Material:
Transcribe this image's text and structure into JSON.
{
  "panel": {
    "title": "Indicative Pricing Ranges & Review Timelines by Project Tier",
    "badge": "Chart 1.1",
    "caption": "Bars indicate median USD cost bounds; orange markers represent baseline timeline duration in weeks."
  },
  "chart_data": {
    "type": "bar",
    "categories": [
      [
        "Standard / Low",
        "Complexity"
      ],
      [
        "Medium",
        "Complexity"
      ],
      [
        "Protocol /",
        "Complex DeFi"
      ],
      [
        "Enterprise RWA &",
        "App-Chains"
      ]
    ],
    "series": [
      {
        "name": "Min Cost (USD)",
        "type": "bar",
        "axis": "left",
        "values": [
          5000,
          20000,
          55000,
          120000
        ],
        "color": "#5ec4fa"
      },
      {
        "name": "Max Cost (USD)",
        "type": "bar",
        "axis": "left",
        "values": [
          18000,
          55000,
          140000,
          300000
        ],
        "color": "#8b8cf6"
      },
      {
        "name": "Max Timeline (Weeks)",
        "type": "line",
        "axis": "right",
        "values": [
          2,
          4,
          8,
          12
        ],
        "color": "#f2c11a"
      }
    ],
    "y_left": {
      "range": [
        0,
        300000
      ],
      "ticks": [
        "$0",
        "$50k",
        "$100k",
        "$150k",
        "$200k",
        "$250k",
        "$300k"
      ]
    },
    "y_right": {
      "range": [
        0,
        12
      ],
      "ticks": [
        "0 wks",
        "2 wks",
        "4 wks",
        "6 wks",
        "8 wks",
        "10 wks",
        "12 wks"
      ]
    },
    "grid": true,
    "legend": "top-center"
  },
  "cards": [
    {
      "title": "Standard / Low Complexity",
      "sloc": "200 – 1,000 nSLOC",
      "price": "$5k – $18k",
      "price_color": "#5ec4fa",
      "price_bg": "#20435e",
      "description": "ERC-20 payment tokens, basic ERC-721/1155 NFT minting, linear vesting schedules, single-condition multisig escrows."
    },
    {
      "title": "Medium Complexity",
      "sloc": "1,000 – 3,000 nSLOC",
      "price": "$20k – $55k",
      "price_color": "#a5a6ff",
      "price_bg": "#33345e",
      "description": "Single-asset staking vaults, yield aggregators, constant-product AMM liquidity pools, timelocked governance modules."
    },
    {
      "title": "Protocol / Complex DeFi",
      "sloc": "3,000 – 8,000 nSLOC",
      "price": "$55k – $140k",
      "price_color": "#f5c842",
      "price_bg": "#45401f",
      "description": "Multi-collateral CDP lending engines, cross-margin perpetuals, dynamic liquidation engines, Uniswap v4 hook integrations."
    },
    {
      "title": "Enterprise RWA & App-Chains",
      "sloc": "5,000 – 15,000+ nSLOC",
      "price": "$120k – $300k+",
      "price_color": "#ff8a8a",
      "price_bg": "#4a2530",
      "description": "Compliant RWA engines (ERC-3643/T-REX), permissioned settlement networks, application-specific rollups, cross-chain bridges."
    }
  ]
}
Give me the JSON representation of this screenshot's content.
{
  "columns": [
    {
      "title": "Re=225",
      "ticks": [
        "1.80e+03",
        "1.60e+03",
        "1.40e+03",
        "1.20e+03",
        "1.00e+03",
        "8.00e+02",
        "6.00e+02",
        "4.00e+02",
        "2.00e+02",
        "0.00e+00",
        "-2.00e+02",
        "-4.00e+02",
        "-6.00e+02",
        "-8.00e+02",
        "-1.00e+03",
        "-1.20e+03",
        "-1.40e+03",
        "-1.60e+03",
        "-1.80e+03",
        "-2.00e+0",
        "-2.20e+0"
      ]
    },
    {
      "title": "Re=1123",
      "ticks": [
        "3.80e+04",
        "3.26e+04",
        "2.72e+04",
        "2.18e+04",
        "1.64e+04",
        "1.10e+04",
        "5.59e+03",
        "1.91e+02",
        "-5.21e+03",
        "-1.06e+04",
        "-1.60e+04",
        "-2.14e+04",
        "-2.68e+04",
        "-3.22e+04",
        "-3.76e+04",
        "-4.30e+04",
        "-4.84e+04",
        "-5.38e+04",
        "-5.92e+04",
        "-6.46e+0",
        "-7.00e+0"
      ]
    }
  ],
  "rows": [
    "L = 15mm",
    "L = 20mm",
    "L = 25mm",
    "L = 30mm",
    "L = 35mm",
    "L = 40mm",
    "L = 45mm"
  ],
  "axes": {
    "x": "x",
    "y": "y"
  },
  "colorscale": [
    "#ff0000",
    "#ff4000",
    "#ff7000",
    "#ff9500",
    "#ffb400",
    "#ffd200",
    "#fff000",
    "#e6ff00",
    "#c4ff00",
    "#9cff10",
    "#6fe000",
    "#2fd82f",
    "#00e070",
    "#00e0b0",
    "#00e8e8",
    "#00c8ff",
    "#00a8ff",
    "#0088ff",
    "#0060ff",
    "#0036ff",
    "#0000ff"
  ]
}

Description of the task: Of the lines in the listing, how many hold the word "name"? Nothing but the number is needed.

The completed task: 3